___ INFORMATION GIVEN ___

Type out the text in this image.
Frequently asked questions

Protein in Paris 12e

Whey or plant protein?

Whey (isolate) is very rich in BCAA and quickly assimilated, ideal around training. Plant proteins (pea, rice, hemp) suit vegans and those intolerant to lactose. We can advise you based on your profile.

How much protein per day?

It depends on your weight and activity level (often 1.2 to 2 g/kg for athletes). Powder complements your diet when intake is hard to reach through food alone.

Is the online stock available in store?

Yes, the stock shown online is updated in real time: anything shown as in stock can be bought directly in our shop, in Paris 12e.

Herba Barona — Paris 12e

___

TASK DIRECTIONS
Please tally the lines of the entries that contain the string "stock" and reply with the count alone.

RESPONSE
2